» **Direction**: Take every line from the listing below that includes "label" and copy it.
= = = = =
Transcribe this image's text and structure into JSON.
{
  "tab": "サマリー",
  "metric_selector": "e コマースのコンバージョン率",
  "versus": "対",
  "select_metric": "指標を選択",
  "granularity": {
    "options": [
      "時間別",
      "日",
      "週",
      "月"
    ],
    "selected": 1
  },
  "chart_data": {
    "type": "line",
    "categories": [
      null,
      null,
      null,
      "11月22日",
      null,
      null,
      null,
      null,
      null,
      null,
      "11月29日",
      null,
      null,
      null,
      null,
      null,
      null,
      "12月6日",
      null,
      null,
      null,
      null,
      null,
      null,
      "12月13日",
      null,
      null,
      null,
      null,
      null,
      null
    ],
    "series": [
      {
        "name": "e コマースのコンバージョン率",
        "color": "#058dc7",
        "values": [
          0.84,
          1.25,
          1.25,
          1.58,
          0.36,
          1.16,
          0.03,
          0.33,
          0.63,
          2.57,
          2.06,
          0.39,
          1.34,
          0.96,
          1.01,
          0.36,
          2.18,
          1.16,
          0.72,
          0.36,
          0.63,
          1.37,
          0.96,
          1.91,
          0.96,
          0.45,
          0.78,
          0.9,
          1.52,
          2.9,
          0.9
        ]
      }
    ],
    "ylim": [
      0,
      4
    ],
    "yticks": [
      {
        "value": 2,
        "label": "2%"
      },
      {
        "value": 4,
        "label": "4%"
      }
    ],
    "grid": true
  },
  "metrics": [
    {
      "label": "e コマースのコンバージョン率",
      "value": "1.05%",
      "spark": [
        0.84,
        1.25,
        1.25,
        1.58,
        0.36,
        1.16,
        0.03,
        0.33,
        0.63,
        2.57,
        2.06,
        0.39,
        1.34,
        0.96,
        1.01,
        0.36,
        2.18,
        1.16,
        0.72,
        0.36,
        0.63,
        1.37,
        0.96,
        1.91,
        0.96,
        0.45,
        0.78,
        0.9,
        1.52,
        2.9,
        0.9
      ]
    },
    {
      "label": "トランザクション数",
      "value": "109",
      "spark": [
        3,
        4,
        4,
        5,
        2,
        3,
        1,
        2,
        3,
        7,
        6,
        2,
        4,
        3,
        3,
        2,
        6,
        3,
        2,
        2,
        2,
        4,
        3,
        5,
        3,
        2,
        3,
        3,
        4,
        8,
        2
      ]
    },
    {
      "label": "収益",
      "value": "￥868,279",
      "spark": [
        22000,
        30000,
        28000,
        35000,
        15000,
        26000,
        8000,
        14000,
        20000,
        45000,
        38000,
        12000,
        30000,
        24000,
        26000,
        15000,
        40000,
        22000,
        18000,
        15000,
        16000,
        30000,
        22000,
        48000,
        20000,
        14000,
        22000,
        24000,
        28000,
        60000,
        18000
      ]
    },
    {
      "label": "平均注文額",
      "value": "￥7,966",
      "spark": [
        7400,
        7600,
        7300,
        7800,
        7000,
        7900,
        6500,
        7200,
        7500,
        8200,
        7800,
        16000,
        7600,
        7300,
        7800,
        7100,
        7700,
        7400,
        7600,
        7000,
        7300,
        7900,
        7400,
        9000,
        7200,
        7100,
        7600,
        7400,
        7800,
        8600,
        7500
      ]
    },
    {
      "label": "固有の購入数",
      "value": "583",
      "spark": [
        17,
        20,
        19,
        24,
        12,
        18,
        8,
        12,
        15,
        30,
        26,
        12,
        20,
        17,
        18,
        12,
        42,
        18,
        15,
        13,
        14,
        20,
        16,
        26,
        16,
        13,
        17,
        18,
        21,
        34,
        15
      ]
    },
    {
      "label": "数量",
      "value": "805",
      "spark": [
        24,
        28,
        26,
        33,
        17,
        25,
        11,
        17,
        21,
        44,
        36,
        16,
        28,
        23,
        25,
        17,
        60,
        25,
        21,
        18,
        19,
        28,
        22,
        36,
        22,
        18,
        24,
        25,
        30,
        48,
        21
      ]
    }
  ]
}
= = = = =
» **Answer to this exercise**:
        "label": "2%"
        "label": "4%"
      "label": "e コマースのコンバージョン率",
      "label": "トランザクション数",
      "label": "収益",
      "label": "平均注文額",
      "label": "固有の購入数",
      "label": "数量",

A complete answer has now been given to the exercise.